WHAT NEEDS TO BE DONE => In the records below, pick out all lines containing the word "screenshot".

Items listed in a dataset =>
##############################

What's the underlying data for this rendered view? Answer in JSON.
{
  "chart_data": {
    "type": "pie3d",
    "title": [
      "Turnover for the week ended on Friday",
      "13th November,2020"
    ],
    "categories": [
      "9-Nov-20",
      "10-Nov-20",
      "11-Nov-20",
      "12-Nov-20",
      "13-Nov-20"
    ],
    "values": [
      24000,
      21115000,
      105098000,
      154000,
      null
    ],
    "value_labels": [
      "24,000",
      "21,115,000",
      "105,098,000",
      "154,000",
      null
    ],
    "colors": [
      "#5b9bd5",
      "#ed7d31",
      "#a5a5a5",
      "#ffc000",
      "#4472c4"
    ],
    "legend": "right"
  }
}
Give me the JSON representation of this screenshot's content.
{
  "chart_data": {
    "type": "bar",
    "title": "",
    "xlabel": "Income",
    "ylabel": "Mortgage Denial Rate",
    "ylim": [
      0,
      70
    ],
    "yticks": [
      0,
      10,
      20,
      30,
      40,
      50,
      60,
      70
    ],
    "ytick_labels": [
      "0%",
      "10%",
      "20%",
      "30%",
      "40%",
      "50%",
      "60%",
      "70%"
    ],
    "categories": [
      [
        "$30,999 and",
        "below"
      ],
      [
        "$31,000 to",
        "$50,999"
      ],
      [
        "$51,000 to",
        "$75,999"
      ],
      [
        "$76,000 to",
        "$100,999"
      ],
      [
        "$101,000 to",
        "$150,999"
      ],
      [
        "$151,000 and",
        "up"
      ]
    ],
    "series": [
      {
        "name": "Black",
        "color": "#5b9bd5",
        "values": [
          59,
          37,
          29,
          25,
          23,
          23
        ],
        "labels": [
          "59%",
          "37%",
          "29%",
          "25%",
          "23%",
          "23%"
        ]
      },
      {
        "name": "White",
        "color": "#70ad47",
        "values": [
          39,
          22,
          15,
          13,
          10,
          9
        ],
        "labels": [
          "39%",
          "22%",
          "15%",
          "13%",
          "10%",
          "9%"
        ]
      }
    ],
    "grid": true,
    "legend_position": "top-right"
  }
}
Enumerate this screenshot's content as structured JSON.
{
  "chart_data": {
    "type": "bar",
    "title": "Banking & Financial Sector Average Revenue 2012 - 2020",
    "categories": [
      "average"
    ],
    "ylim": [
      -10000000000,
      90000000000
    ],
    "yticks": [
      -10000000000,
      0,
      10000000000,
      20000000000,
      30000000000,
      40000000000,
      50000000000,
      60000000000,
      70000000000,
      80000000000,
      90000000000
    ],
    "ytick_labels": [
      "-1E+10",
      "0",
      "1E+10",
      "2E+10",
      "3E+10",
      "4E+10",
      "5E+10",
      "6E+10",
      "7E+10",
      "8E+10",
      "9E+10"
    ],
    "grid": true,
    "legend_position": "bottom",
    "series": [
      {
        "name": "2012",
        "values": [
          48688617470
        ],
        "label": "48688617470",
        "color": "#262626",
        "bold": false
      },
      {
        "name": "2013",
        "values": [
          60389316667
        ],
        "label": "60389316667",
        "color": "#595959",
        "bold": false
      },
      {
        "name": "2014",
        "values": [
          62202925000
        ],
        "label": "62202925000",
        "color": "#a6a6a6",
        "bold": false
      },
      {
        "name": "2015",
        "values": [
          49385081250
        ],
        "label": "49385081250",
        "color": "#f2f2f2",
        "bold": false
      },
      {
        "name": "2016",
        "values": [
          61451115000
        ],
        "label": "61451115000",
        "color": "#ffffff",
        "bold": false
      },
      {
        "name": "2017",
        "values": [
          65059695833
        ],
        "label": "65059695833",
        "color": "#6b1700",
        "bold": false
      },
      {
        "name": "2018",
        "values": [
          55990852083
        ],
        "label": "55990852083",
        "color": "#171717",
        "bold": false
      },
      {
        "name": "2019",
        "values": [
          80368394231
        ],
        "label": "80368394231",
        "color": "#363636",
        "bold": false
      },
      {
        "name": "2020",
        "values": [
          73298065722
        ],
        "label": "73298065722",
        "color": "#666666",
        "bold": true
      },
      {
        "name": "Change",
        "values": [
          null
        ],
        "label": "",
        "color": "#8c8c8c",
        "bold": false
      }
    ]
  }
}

##############################

RESULT FOR THIS TASK =>
Give me the JSON representation of this screenshot's content.
Enumerate this screenshot's content as structured JSON.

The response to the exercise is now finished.